Copy all lines holding the word "this" from the entries.
START
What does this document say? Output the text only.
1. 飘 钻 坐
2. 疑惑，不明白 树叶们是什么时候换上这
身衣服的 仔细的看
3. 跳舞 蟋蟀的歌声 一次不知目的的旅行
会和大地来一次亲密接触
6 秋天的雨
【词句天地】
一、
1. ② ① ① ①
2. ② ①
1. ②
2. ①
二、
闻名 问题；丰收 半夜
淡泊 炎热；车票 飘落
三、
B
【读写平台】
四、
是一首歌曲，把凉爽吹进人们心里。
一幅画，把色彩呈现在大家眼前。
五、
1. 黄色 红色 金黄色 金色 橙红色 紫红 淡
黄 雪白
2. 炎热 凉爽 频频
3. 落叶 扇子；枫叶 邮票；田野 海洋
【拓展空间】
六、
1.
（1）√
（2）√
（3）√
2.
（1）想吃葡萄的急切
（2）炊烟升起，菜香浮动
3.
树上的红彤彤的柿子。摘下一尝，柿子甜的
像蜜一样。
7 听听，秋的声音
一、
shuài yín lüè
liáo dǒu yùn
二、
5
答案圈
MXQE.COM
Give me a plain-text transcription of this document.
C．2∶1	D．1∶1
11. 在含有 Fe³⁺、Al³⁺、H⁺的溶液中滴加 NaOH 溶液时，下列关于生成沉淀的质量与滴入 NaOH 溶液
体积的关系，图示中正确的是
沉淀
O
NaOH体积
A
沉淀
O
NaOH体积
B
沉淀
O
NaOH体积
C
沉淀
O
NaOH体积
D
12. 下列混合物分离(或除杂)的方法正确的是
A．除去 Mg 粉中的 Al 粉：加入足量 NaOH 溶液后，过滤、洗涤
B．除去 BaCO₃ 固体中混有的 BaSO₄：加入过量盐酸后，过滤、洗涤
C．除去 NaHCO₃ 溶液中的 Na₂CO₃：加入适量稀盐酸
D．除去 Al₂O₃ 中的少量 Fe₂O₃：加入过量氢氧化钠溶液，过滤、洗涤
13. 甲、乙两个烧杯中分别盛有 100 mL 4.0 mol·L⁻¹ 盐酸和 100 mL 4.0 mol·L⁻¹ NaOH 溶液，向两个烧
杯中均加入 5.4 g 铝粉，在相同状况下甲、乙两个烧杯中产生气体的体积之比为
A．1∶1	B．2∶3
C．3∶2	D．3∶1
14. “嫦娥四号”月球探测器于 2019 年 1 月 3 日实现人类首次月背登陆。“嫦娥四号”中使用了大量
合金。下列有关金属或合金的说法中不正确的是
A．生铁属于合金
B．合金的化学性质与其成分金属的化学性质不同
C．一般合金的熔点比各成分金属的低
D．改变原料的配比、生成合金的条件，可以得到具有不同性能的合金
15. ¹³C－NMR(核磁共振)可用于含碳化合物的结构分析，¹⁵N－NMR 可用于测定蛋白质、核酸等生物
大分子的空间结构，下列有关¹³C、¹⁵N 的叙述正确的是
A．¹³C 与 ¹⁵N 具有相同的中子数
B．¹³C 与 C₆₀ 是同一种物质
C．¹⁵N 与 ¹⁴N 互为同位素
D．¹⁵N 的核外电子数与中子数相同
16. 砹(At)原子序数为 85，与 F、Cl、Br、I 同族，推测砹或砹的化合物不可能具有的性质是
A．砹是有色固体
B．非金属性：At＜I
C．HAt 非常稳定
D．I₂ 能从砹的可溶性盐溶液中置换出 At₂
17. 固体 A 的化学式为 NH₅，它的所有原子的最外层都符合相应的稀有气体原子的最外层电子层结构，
END
Written solution
What does this document say? Output the text only.
Give me a plain-text transcription of this document.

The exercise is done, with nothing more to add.